**PASSAGE SHOWN**
--- START ---
Helen Wood (June 4, 1917 – February 8, 1988) was an American actress active in film and radio primarily during the 1930s. She is not to be confused with the actress and performer Helen [Ann] Wood (1935–1998), who later appeared in Deep Throat.

== Biography ==
Wood was born in Clarksville, Tennessee, to Edwin Wood (who worked in real estate and insurance) and Hazel Case. She had a younger sister, Mary Martha.

After winning a beauty contest at Clarksville's Capitol Theatre in 1933 as a teenager, Wood earned a trip to Hollywood, where she was cast in Roman Scandals (1933). She then returned to Clarksville to finish high school. Upon her return to Hollywood after graduation, she signed a contract with MGM.
--- END ---
**DATA EXTRACT**
--- START ---
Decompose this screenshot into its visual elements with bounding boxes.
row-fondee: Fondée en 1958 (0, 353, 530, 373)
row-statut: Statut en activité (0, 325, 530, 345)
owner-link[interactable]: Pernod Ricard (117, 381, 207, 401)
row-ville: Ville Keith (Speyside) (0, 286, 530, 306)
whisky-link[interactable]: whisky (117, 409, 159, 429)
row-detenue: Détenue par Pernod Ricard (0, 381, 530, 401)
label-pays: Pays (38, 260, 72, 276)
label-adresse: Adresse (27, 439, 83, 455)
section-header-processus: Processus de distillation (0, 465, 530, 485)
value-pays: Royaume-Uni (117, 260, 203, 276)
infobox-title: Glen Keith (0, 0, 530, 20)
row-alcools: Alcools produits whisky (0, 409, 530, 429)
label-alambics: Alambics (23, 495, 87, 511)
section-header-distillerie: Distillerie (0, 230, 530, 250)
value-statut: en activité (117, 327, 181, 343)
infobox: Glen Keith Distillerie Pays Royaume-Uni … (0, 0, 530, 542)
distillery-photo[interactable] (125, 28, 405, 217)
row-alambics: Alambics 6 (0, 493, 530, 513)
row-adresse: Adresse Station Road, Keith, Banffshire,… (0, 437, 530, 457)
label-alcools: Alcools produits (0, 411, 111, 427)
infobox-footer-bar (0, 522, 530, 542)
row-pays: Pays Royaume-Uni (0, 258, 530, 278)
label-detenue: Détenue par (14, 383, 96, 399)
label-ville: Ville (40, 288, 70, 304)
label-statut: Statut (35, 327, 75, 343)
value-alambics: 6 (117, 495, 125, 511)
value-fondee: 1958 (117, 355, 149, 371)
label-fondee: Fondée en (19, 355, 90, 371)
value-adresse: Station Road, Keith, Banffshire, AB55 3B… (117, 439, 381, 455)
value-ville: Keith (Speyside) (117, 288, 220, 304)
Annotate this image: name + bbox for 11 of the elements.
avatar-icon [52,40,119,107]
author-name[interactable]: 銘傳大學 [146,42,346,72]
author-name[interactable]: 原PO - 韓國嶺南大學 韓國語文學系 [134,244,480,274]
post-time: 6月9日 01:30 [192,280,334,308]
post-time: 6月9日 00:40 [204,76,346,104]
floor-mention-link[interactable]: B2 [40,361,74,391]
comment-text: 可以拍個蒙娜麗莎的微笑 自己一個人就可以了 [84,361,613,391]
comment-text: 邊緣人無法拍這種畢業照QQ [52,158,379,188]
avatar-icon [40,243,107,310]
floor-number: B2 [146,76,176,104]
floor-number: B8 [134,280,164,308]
--- END ---
**WORK ORDER 1**
From the Helen Wood biography, repeat the words starting at "After winning a" and ending at "contract with MGM.".
**WORK ORDER 2**
According to the Helen Wood biography, what did Wood do after her first trip to Hollywood and before she signed with MGM?
The records aren't needed here.

**RESPONSE 1**
After winning a beauty contest at Clarksville's Capitol Theatre in 1933 as a teenager, Wood earned a trip to Hollywood, where she was cast in Roman Scandals (1933). She then returned to Clarksville to finish high school. Upon her return to Hollywood after graduation, she signed a contract with MGM.

**RESPONSE 2**
She returned to Clarksville to finish high school.